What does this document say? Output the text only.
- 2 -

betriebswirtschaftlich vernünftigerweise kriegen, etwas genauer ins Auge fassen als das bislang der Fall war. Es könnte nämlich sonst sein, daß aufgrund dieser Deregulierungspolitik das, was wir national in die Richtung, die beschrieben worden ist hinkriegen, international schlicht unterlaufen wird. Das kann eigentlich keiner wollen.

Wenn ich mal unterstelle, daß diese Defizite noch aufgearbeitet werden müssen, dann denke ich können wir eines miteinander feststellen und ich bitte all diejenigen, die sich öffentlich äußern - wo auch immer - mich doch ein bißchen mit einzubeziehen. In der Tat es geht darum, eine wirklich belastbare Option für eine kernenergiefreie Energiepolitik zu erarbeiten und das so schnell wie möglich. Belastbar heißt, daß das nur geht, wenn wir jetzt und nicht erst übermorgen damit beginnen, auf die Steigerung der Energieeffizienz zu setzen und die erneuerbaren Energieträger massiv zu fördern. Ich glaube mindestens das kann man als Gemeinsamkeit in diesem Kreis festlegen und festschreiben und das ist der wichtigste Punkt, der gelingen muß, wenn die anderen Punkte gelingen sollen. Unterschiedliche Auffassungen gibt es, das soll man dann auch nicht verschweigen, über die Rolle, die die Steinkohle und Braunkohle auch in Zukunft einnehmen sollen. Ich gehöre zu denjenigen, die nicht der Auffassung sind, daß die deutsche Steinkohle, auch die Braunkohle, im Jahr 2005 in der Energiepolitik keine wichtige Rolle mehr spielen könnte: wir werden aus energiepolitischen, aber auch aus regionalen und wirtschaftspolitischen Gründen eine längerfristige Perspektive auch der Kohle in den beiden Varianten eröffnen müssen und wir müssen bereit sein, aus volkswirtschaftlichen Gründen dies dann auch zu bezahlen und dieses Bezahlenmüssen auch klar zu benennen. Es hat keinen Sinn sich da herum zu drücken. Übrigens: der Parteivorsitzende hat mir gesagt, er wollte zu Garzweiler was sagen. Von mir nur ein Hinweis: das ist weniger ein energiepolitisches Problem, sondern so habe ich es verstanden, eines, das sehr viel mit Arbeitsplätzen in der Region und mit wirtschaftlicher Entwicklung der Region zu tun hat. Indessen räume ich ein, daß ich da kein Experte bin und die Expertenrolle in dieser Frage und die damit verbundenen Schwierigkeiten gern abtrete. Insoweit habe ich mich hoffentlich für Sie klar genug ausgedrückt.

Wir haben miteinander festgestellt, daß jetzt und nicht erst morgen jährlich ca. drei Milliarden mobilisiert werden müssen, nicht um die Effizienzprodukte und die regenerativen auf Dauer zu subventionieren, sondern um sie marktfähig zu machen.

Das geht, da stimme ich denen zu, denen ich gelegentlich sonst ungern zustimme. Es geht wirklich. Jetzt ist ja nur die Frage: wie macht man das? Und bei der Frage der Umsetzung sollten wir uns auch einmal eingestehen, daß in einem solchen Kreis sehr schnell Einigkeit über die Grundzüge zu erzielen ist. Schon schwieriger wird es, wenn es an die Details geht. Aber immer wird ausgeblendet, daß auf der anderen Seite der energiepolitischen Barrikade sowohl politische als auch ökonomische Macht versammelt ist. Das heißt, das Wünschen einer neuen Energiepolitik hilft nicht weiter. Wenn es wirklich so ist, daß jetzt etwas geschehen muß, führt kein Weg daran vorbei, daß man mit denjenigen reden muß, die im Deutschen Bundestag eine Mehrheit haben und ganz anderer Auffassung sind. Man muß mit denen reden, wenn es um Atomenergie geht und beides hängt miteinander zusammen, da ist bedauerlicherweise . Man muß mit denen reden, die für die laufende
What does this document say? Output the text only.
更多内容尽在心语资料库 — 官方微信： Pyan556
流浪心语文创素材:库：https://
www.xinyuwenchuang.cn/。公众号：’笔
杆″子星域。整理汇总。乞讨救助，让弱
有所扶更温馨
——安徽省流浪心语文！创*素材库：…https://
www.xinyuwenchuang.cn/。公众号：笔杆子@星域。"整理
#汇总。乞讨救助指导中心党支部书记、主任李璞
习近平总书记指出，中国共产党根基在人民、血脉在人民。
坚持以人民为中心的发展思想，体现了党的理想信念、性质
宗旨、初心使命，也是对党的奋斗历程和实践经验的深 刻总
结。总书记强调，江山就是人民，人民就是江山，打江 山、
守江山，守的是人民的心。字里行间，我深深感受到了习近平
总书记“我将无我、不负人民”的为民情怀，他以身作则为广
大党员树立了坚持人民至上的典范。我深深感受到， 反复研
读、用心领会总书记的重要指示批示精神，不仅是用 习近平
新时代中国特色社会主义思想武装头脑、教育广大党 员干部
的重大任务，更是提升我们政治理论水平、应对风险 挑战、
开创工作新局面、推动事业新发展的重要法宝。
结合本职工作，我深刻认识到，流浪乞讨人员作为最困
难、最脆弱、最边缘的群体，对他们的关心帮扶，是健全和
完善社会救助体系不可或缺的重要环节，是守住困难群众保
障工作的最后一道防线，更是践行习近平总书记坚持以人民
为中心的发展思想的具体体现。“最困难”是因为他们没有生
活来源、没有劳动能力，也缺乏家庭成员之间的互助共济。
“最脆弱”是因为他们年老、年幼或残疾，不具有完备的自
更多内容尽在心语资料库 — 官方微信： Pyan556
++++++
DIRECTION: Return every record, word for word.

TASK ANSWER:
What does this document say? Output the text only.
- 2 -

betriebswirtschaftlich vernünftigerweise kriegen, etwas genauer ins Auge fassen als das bislang der Fall war. Es könnte nämlich sonst sein, daß aufgrund dieser Deregulierungspolitik das, was wir national in die Richtung, die beschrieben worden ist hinkriegen, international schlicht unterlaufen wird. Das kann eigentlich keiner wollen.

Wenn ich mal unterstelle, daß diese Defizite noch aufgearbeitet werden müssen, dann denke ich können wir eines miteinander feststellen und ich bitte all diejenigen, die sich öffentlich äußern - wo auch immer - mich doch ein bißchen mit einzubeziehen. In der Tat es geht darum, eine wirklich belastbare Option für eine kernenergiefreie Energiepolitik zu erarbeiten und das so schnell wie möglich. Belastbar heißt, daß das nur geht, wenn wir jetzt und nicht erst übermorgen damit beginnen, auf die Steigerung der Energieeffizienz zu setzen und die erneuerbaren Energieträger massiv zu fördern. Ich glaube mindestens das kann man als Gemeinsamkeit in diesem Kreis festlegen und festschreiben und das ist der wichtigste Punkt, der gelingen muß, wenn die anderen Punkte gelingen sollen. Unterschiedliche Auffassungen gibt es, das soll man dann auch nicht verschweigen, über die Rolle, die die Steinkohle und Braunkohle auch in Zukunft einnehmen sollen. Ich gehöre zu denjenigen, die nicht der Auffassung sind, daß die deutsche Steinkohle, auch die Braunkohle, im Jahr 2005 in der Energiepolitik keine wichtige Rolle mehr spielen könnte: wir werden aus energiepolitischen, aber auch aus regionalen und wirtschaftspolitischen Gründen eine längerfristige Perspektive auch der Kohle in den beiden Varianten eröffnen müssen und wir müssen bereit sein, aus volkswirtschaftlichen Gründen dies dann auch zu bezahlen und dieses Bezahlenmüssen auch klar zu benennen. Es hat keinen Sinn sich da herum zu drücken. Übrigens: der Parteivorsitzende hat mir gesagt, er wollte zu Garzweiler was sagen. Von mir nur ein Hinweis: das ist weniger ein energiepolitisches Problem, sondern so habe ich es verstanden, eines, das sehr viel mit Arbeitsplätzen in der Region und mit wirtschaftlicher Entwicklung der Region zu tun hat. Indessen räume ich ein, daß ich da kein Experte bin und die Expertenrolle in dieser Frage und die damit verbundenen Schwierigkeiten gern abtrete. Insoweit habe ich mich hoffentlich für Sie klar genug ausgedrückt.

Wir haben miteinander festgestellt, daß jetzt und nicht erst morgen jährlich ca. drei Milliarden mobilisiert werden müssen, nicht um die Effizienzprodukte und die regenerativen auf Dauer zu subventionieren, sondern um sie marktfähig zu machen.

Das geht, da stimme ich denen zu, denen ich gelegentlich sonst ungern zustimme. Es geht wirklich. Jetzt ist ja nur die Frage: wie macht man das? Und bei der Frage der Umsetzung sollten wir uns auch einmal eingestehen, daß in einem solchen Kreis sehr schnell Einigkeit über die Grundzüge zu erzielen ist. Schon schwieriger wird es, wenn es an die Details geht. Aber immer wird ausgeblendet, daß auf der anderen Seite der energiepolitischen Barrikade sowohl politische als auch ökonomische Macht versammelt ist. Das heißt, das Wünschen einer neuen Energiepolitik hilft nicht weiter. Wenn es wirklich so ist, daß jetzt etwas geschehen muß, führt kein Weg daran vorbei, daß man mit denjenigen reden muß, die im Deutschen Bundestag eine Mehrheit haben und ganz anderer Auffassung sind. Man muß mit denen reden, wenn es um Atomenergie geht und beides hängt miteinander zusammen, da ist bedauerlicherweise . Man muß mit denen reden, die für die laufende
What does this document say? Output the text only.
更多内容尽在心语资料库 — 官方微信： Pyan556
流浪心语文创素材:库：https://
www.xinyuwenchuang.cn/。公众号：’笔
杆″子星域。整理汇总。乞讨救助，让弱
有所扶更温馨
——安徽省流浪心语文！创*素材库：…https://
www.xinyuwenchuang.cn/。公众号：笔杆子@星域。"整理
#汇总。乞讨救助指导中心党支部书记、主任李璞
习近平总书记指出，中国共产党根基在人民、血脉在人民。
坚持以人民为中心的发展思想，体现了党的理想信念、性质
宗旨、初心使命，也是对党的奋斗历程和实践经验的深 刻总
结。总书记强调，江山就是人民，人民就是江山，打江 山、
守江山，守的是人民的心。字里行间，我深深感受到了习近平
总书记“我将无我、不负人民”的为民情怀，他以身作则为广
大党员树立了坚持人民至上的典范。我深深感受到， 反复研
读、用心领会总书记的重要指示批示精神，不仅是用 习近平
新时代中国特色社会主义思想武装头脑、教育广大党 员干部
的重大任务，更是提升我们政治理论水平、应对风险 挑战、
开创工作新局面、推动事业新发展的重要法宝。
结合本职工作，我深刻认识到，流浪乞讨人员作为最困
难、最脆弱、最边缘的群体，对他们的关心帮扶，是健全和
完善社会救助体系不可或缺的重要环节，是守住困难群众保
障工作的最后一道防线，更是践行习近平总书记坚持以人民
为中心的发展思想的具体体现。“最困难”是因为他们没有生
活来源、没有劳动能力，也缺乏家庭成员之间的互助共济。
“最脆弱”是因为他们年老、年幼或残疾，不具有完备的自
更多内容尽在心语资料库 — 官方微信： Pyan556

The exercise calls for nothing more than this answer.